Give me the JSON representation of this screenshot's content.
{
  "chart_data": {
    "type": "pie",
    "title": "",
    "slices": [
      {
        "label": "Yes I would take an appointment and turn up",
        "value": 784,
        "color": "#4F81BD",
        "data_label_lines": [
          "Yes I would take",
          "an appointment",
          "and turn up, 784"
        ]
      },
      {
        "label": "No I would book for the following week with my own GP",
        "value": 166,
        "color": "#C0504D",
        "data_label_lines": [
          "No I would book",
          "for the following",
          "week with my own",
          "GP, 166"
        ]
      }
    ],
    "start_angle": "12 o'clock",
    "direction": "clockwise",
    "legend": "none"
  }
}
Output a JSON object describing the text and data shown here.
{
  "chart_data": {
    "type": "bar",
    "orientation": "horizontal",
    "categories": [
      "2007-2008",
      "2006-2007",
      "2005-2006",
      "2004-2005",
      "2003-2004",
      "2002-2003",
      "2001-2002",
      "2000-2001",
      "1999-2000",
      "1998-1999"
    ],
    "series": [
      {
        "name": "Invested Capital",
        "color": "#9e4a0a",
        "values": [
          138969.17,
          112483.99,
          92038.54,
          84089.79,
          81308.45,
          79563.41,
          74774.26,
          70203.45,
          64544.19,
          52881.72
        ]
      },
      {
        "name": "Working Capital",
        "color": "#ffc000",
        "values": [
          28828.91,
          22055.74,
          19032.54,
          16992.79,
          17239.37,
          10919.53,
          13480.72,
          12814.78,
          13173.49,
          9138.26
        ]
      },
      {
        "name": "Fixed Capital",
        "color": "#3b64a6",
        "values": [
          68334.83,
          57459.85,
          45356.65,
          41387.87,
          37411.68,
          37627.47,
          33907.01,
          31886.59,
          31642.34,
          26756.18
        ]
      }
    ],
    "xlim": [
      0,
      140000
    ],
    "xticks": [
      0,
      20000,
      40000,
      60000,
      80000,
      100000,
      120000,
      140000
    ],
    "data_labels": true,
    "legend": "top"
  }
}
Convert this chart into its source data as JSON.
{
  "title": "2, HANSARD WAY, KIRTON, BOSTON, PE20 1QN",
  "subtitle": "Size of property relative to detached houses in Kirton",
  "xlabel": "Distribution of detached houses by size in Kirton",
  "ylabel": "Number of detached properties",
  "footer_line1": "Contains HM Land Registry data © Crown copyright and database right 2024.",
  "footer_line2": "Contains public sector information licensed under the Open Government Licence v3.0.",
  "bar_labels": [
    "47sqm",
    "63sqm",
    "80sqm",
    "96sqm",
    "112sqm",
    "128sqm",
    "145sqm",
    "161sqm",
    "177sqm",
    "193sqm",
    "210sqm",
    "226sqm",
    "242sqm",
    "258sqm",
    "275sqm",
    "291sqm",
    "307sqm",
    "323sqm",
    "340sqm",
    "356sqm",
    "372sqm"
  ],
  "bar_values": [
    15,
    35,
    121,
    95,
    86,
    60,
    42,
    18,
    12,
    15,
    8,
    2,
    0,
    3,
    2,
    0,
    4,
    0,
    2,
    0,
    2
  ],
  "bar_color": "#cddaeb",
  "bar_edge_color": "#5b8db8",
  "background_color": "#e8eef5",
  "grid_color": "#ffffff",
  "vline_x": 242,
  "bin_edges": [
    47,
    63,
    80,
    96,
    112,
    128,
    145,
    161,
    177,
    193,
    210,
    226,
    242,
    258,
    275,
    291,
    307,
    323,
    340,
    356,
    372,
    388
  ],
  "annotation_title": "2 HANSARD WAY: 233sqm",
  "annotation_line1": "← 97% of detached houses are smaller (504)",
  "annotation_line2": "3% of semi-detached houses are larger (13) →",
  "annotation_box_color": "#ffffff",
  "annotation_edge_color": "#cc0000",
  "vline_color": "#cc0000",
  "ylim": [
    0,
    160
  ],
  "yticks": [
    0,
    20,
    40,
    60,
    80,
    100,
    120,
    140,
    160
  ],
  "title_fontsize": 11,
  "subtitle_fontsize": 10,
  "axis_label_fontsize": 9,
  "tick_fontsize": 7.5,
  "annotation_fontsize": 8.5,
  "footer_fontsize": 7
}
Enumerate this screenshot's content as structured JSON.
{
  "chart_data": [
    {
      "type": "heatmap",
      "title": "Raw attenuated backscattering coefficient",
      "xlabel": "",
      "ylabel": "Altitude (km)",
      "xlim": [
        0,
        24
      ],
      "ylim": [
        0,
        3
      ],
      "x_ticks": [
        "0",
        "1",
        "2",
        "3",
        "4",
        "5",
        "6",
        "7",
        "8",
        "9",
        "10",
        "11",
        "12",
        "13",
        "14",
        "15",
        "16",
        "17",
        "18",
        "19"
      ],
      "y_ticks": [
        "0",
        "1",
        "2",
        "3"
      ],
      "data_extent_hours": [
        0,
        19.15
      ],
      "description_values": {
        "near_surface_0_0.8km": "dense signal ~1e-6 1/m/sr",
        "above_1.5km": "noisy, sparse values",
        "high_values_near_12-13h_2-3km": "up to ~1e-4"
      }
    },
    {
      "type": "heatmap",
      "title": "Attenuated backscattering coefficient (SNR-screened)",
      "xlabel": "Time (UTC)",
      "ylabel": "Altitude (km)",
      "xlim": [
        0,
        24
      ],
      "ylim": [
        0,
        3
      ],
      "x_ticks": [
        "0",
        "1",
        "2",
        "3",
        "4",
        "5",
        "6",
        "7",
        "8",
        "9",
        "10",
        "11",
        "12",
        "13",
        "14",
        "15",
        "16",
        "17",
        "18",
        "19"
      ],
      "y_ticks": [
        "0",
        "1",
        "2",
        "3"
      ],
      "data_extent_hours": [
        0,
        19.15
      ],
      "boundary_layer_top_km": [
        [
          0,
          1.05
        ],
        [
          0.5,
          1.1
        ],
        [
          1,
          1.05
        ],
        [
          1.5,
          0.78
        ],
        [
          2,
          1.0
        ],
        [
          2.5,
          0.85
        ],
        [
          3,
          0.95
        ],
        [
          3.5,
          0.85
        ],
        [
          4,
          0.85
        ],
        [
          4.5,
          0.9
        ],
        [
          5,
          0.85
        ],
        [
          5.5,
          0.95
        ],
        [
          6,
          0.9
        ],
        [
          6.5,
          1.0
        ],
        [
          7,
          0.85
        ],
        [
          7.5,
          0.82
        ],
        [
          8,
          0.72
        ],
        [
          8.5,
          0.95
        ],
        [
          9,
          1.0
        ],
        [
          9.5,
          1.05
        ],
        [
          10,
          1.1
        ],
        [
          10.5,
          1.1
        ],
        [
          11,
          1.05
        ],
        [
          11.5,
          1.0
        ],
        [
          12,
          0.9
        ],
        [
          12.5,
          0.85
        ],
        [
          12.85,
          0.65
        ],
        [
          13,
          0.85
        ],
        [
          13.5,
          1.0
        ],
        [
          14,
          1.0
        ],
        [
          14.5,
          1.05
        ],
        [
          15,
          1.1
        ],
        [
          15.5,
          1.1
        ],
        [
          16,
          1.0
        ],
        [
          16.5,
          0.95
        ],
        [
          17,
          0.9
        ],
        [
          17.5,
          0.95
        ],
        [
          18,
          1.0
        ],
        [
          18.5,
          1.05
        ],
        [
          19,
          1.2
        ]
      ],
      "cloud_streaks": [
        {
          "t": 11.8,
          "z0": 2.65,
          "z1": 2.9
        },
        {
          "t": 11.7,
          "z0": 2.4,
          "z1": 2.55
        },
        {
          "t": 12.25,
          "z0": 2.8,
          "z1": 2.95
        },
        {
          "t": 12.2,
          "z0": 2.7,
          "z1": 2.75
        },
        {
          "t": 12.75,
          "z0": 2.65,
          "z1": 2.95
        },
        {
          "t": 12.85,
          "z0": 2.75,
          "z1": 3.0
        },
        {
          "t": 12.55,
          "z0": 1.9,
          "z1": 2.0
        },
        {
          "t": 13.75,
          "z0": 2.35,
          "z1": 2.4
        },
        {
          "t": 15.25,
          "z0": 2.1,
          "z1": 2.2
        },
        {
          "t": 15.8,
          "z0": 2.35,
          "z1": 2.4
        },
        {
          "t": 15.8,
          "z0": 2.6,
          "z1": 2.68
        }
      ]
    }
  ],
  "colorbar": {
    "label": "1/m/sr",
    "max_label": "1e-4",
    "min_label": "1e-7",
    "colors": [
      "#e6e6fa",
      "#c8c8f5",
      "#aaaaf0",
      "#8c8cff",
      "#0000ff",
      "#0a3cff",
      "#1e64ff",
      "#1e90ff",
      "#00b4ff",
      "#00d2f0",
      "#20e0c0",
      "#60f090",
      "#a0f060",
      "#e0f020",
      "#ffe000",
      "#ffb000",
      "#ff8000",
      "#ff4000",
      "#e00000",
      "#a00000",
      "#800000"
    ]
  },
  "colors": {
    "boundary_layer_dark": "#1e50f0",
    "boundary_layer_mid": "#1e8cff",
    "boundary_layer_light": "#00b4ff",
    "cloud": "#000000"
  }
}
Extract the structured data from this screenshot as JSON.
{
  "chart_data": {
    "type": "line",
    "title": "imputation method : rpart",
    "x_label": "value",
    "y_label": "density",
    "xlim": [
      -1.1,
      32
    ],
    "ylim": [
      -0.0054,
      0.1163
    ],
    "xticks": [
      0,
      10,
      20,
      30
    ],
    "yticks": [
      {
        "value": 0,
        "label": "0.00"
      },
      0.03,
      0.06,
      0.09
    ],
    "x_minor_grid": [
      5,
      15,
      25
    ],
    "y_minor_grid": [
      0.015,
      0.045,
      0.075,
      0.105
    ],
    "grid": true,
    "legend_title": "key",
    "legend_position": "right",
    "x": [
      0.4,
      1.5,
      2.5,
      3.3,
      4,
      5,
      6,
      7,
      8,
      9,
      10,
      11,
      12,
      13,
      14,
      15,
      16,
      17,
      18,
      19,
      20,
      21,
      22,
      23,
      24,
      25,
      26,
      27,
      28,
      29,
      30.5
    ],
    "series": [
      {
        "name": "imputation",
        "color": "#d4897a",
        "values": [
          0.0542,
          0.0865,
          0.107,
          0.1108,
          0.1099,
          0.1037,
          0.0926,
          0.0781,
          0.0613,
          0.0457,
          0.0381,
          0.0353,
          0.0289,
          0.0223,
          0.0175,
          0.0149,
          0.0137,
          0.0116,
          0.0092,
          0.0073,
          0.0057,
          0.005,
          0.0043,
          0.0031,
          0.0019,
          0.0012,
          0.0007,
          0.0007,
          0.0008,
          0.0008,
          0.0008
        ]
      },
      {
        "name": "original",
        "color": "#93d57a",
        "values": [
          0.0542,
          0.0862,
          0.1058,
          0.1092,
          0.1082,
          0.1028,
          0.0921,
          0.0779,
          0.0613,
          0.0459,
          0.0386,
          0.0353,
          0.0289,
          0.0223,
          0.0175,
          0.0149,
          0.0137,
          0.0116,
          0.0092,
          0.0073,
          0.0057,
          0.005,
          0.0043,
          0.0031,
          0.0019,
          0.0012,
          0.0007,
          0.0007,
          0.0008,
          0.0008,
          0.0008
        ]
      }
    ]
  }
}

────────────────────────────────────────

Only the number is wanted: how many lines of the material contain the word "HANSARD"?

Answer to this problem: 2